- _Job_
Pick out all lines with the word "source" from the records that follow.

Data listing
——

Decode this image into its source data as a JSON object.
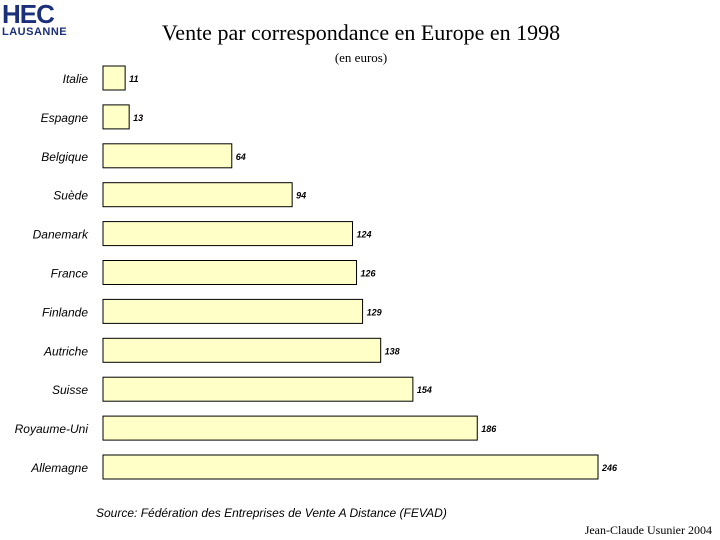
{
  "logo": {
    "top": "HEC",
    "bottom": "LAUSANNE"
  },
  "chart_data": {
    "type": "bar",
    "orientation": "horizontal",
    "title": "Vente par correspondance en Europe en 1998",
    "subtitle": "(en euros)",
    "categories": [
      "Italie",
      "Espagne",
      "Belgique",
      "Suède",
      "Danemark",
      "France",
      "Finlande",
      "Autriche",
      "Suisse",
      "Royaume-Uni",
      "Allemagne"
    ],
    "values": [
      11,
      13,
      64,
      94,
      124,
      126,
      129,
      138,
      154,
      186,
      246
    ],
    "value_labels": [
      "11",
      "13",
      "64",
      "94",
      "124",
      "126",
      "129",
      "138",
      "154",
      "186",
      "246"
    ],
    "xlim": [
      0,
      246
    ],
    "grid": false,
    "legend": "none",
    "colors": {
      "bar_fill": "#ffffc8",
      "bar_stroke": "#000000"
    }
  },
  "footer": {
    "source": "Source: Fédération des Entreprises de Vente A Distance (FEVAD)",
    "author": "Jean-Claude Usunier 2004"
  }
}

——

- _Correct result_
Decode this image into its source data as a JSON object.
    "source": "Source: Fédération des Entreprises de Vente A Distance (FEVAD)",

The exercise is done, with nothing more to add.